| RECORDS PROVIDED |
# # # #

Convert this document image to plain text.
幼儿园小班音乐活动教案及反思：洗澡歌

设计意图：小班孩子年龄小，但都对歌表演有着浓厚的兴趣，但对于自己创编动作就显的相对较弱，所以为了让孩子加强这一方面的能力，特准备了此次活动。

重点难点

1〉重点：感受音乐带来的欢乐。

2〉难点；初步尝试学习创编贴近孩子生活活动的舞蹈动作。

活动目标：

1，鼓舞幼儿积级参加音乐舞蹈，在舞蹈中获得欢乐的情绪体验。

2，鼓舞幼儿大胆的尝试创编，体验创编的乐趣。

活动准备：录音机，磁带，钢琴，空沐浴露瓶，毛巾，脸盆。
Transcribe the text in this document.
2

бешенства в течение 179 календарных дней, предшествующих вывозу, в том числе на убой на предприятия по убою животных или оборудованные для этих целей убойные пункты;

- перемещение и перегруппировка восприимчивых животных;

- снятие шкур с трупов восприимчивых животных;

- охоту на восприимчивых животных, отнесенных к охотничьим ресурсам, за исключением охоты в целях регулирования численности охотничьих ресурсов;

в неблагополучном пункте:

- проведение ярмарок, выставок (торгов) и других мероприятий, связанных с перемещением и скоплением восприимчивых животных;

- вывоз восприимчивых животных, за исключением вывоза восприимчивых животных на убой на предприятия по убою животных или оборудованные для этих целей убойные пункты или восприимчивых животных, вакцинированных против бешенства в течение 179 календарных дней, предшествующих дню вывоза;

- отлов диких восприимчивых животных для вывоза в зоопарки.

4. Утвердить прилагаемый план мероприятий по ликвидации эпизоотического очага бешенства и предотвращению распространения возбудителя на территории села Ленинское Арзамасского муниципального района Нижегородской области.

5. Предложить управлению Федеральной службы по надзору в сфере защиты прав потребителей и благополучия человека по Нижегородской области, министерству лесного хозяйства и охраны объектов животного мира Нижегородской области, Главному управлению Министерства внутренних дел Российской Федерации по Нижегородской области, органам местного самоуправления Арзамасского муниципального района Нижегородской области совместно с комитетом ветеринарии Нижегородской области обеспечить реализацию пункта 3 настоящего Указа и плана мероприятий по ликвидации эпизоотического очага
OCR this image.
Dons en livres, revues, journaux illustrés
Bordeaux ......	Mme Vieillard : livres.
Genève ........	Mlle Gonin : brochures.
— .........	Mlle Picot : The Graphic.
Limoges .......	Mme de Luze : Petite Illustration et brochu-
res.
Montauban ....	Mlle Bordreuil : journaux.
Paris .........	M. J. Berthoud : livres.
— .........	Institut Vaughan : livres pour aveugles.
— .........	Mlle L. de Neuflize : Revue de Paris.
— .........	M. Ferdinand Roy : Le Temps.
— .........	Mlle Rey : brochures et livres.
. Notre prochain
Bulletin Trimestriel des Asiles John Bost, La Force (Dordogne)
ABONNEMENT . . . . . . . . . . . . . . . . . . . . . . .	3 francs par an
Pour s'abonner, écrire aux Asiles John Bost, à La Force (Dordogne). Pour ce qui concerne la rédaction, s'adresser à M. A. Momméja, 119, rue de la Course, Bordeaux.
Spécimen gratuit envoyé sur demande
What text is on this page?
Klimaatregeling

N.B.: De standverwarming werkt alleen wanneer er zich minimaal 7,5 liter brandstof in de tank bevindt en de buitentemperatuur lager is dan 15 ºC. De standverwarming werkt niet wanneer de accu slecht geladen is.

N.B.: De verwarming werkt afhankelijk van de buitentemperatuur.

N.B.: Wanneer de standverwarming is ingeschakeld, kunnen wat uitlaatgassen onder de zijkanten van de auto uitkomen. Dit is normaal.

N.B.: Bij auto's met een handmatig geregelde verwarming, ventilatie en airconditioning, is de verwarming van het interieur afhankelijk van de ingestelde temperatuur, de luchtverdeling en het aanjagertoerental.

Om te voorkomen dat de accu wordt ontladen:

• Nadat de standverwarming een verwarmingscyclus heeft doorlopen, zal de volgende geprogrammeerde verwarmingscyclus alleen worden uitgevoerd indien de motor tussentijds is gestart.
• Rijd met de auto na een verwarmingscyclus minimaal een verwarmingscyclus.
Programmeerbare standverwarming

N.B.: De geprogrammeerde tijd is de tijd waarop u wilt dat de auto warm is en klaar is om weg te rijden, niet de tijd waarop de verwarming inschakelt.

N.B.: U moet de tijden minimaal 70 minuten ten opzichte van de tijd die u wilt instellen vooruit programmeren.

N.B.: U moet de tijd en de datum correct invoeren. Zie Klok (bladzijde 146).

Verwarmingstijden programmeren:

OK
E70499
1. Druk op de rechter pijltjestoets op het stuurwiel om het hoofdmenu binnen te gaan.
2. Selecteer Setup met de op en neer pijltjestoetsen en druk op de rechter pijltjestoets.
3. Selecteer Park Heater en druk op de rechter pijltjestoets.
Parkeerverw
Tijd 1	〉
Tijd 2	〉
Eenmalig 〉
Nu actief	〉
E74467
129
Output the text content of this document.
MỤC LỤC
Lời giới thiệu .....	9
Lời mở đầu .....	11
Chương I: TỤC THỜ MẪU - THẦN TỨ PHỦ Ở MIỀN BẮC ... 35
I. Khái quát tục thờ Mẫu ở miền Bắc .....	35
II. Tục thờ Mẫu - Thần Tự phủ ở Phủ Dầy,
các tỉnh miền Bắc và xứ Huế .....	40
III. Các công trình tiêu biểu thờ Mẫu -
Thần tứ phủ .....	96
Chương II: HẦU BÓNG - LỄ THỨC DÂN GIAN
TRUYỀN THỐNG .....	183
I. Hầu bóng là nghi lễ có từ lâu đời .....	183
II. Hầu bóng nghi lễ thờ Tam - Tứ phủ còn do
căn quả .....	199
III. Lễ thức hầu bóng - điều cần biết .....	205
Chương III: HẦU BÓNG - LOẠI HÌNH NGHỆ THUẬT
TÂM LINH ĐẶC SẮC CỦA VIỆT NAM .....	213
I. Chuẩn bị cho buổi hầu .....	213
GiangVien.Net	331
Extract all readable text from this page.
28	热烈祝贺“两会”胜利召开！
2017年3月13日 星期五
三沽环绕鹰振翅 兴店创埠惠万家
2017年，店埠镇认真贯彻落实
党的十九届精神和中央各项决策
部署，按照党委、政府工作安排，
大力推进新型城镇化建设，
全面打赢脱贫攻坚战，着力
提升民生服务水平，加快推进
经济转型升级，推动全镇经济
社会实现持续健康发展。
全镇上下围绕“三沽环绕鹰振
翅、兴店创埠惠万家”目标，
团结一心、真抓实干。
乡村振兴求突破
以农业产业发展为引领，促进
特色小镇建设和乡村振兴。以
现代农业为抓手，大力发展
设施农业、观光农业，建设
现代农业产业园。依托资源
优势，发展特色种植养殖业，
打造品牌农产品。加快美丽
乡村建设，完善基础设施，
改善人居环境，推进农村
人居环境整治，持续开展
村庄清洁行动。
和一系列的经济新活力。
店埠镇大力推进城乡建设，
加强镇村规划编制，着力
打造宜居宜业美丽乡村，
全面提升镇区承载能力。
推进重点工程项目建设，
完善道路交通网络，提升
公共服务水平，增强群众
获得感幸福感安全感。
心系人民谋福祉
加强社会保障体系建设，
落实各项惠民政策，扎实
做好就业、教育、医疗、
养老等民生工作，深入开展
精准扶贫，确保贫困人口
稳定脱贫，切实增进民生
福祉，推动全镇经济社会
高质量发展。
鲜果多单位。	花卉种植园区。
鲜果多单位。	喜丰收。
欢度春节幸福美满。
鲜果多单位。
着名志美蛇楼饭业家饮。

# # # #

| AIM OF THE EXERCISE |
Write out all the data again, exactly as it appears.

| FULL OUTPUT |
Convert this document image to plain text.
幼儿园小班音乐活动教案及反思：洗澡歌

设计意图：小班孩子年龄小，但都对歌表演有着浓厚的兴趣，但对于自己创编动作就显的相对较弱，所以为了让孩子加强这一方面的能力，特准备了此次活动。

重点难点

1〉重点：感受音乐带来的欢乐。

2〉难点；初步尝试学习创编贴近孩子生活活动的舞蹈动作。

活动目标：

1，鼓舞幼儿积级参加音乐舞蹈，在舞蹈中获得欢乐的情绪体验。

2，鼓舞幼儿大胆的尝试创编，体验创编的乐趣。

活动准备：录音机，磁带，钢琴，空沐浴露瓶，毛巾，脸盆。
Transcribe the text in this document.
2

бешенства в течение 179 календарных дней, предшествующих вывозу, в том числе на убой на предприятия по убою животных или оборудованные для этих целей убойные пункты;

- перемещение и перегруппировка восприимчивых животных;

- снятие шкур с трупов восприимчивых животных;

- охоту на восприимчивых животных, отнесенных к охотничьим ресурсам, за исключением охоты в целях регулирования численности охотничьих ресурсов;

в неблагополучном пункте:

- проведение ярмарок, выставок (торгов) и других мероприятий, связанных с перемещением и скоплением восприимчивых животных;

- вывоз восприимчивых животных, за исключением вывоза восприимчивых животных на убой на предприятия по убою животных или оборудованные для этих целей убойные пункты или восприимчивых животных, вакцинированных против бешенства в течение 179 календарных дней, предшествующих дню вывоза;

- отлов диких восприимчивых животных для вывоза в зоопарки.

4. Утвердить прилагаемый план мероприятий по ликвидации эпизоотического очага бешенства и предотвращению распространения возбудителя на территории села Ленинское Арзамасского муниципального района Нижегородской области.

5. Предложить управлению Федеральной службы по надзору в сфере защиты прав потребителей и благополучия человека по Нижегородской области, министерству лесного хозяйства и охраны объектов животного мира Нижегородской области, Главному управлению Министерства внутренних дел Российской Федерации по Нижегородской области, органам местного самоуправления Арзамасского муниципального района Нижегородской области совместно с комитетом ветеринарии Нижегородской области обеспечить реализацию пункта 3 настоящего Указа и плана мероприятий по ликвидации эпизоотического очага
OCR this image.
Dons en livres, revues, journaux illustrés
Bordeaux ......	Mme Vieillard : livres.
Genève ........	Mlle Gonin : brochures.
— .........	Mlle Picot : The Graphic.
Limoges .......	Mme de Luze : Petite Illustration et brochu-
res.
Montauban ....	Mlle Bordreuil : journaux.
Paris .........	M. J. Berthoud : livres.
— .........	Institut Vaughan : livres pour aveugles.
— .........	Mlle L. de Neuflize : Revue de Paris.
— .........	M. Ferdinand Roy : Le Temps.
— .........	Mlle Rey : brochures et livres.
. Notre prochain
Bulletin Trimestriel des Asiles John Bost, La Force (Dordogne)
ABONNEMENT . . . . . . . . . . . . . . . . . . . . . . .	3 francs par an
Pour s'abonner, écrire aux Asiles John Bost, à La Force (Dordogne). Pour ce qui concerne la rédaction, s'adresser à M. A. Momméja, 119, rue de la Course, Bordeaux.
Spécimen gratuit envoyé sur demande
What text is on this page?
Klimaatregeling

N.B.: De standverwarming werkt alleen wanneer er zich minimaal 7,5 liter brandstof in de tank bevindt en de buitentemperatuur lager is dan 15 ºC. De standverwarming werkt niet wanneer de accu slecht geladen is.

N.B.: De verwarming werkt afhankelijk van de buitentemperatuur.

N.B.: Wanneer de standverwarming is ingeschakeld, kunnen wat uitlaatgassen onder de zijkanten van de auto uitkomen. Dit is normaal.

N.B.: Bij auto's met een handmatig geregelde verwarming, ventilatie en airconditioning, is de verwarming van het interieur afhankelijk van de ingestelde temperatuur, de luchtverdeling en het aanjagertoerental.

Om te voorkomen dat de accu wordt ontladen:

• Nadat de standverwarming een verwarmingscyclus heeft doorlopen, zal de volgende geprogrammeerde verwarmingscyclus alleen worden uitgevoerd indien de motor tussentijds is gestart.
• Rijd met de auto na een verwarmingscyclus minimaal een verwarmingscyclus.
Programmeerbare standverwarming

N.B.: De geprogrammeerde tijd is de tijd waarop u wilt dat de auto warm is en klaar is om weg te rijden, niet de tijd waarop de verwarming inschakelt.

N.B.: U moet de tijden minimaal 70 minuten ten opzichte van de tijd die u wilt instellen vooruit programmeren.

N.B.: U moet de tijd en de datum correct invoeren. Zie Klok (bladzijde 146).

Verwarmingstijden programmeren:

OK
E70499
1. Druk op de rechter pijltjestoets op het stuurwiel om het hoofdmenu binnen te gaan.
2. Selecteer Setup met de op en neer pijltjestoetsen en druk op de rechter pijltjestoets.
3. Selecteer Park Heater en druk op de rechter pijltjestoets.
Parkeerverw
Tijd 1	〉
Tijd 2	〉
Eenmalig 〉
Nu actief	〉
E74467
129
Output the text content of this document.
MỤC LỤC
Lời giới thiệu .....	9
Lời mở đầu .....	11
Chương I: TỤC THỜ MẪU - THẦN TỨ PHỦ Ở MIỀN BẮC ... 35
I. Khái quát tục thờ Mẫu ở miền Bắc .....	35
II. Tục thờ Mẫu - Thần Tự phủ ở Phủ Dầy,
các tỉnh miền Bắc và xứ Huế .....	40
III. Các công trình tiêu biểu thờ Mẫu -
Thần tứ phủ .....	96
Chương II: HẦU BÓNG - LỄ THỨC DÂN GIAN
TRUYỀN THỐNG .....	183
I. Hầu bóng là nghi lễ có từ lâu đời .....	183
II. Hầu bóng nghi lễ thờ Tam - Tứ phủ còn do
căn quả .....	199
III. Lễ thức hầu bóng - điều cần biết .....	205
Chương III: HẦU BÓNG - LOẠI HÌNH NGHỆ THUẬT
TÂM LINH ĐẶC SẮC CỦA VIỆT NAM .....	213
I. Chuẩn bị cho buổi hầu .....	213
GiangVien.Net	331
Extract all readable text from this page.
28	热烈祝贺“两会”胜利召开！
2017年3月13日 星期五
三沽环绕鹰振翅 兴店创埠惠万家
2017年，店埠镇认真贯彻落实
党的十九届精神和中央各项决策
部署，按照党委、政府工作安排，
大力推进新型城镇化建设，
全面打赢脱贫攻坚战，着力
提升民生服务水平，加快推进
经济转型升级，推动全镇经济
社会实现持续健康发展。
全镇上下围绕“三沽环绕鹰振
翅、兴店创埠惠万家”目标，
团结一心、真抓实干。
乡村振兴求突破
以农业产业发展为引领，促进
特色小镇建设和乡村振兴。以
现代农业为抓手，大力发展
设施农业、观光农业，建设
现代农业产业园。依托资源
优势，发展特色种植养殖业，
打造品牌农产品。加快美丽
乡村建设，完善基础设施，
改善人居环境，推进农村
人居环境整治，持续开展
村庄清洁行动。
和一系列的经济新活力。
店埠镇大力推进城乡建设，
加强镇村规划编制，着力
打造宜居宜业美丽乡村，
全面提升镇区承载能力。
推进重点工程项目建设，
完善道路交通网络，提升
公共服务水平，增强群众
获得感幸福感安全感。
心系人民谋福祉
加强社会保障体系建设，
落实各项惠民政策，扎实
做好就业、教育、医疗、
养老等民生工作，深入开展
精准扶贫，确保贫困人口
稳定脱贫，切实增进民生
福祉，推动全镇经济社会
高质量发展。
鲜果多单位。	花卉种植园区。
鲜果多单位。	喜丰收。
欢度春节幸福美满。
鲜果多单位。
着名志美蛇楼饭业家饮。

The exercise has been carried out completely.